Select and copy every line in the records below that contains the string "tick".

(Rows from a dataset)
((

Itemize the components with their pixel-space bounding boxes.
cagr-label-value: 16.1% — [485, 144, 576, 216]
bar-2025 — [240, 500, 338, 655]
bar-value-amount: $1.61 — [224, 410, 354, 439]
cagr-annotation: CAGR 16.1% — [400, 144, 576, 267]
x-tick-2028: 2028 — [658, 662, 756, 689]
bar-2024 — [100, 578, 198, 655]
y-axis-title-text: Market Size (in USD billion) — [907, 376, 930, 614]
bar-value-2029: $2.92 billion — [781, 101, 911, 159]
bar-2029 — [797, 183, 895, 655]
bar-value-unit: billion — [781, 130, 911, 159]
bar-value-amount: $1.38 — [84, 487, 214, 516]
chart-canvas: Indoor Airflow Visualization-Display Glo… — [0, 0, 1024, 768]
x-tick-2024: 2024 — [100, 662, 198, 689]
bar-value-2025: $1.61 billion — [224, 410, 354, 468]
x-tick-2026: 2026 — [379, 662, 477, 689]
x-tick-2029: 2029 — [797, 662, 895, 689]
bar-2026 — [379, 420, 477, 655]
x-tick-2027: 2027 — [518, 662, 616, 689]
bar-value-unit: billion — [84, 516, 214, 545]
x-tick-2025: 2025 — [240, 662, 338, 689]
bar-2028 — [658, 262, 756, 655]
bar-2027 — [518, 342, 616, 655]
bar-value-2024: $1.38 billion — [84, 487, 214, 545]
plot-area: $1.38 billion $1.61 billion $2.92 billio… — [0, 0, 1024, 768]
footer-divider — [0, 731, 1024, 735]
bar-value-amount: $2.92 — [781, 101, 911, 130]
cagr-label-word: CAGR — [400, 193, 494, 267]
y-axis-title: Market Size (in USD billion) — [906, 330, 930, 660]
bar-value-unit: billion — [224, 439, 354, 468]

))

# Expected output:
x-tick-2028: 2028 — [658, 662, 756, 689]
x-tick-2024: 2024 — [100, 662, 198, 689]
x-tick-2026: 2026 — [379, 662, 477, 689]
x-tick-2029: 2029 — [797, 662, 895, 689]
x-tick-2027: 2027 — [518, 662, 616, 689]
x-tick-2025: 2025 — [240, 662, 338, 689]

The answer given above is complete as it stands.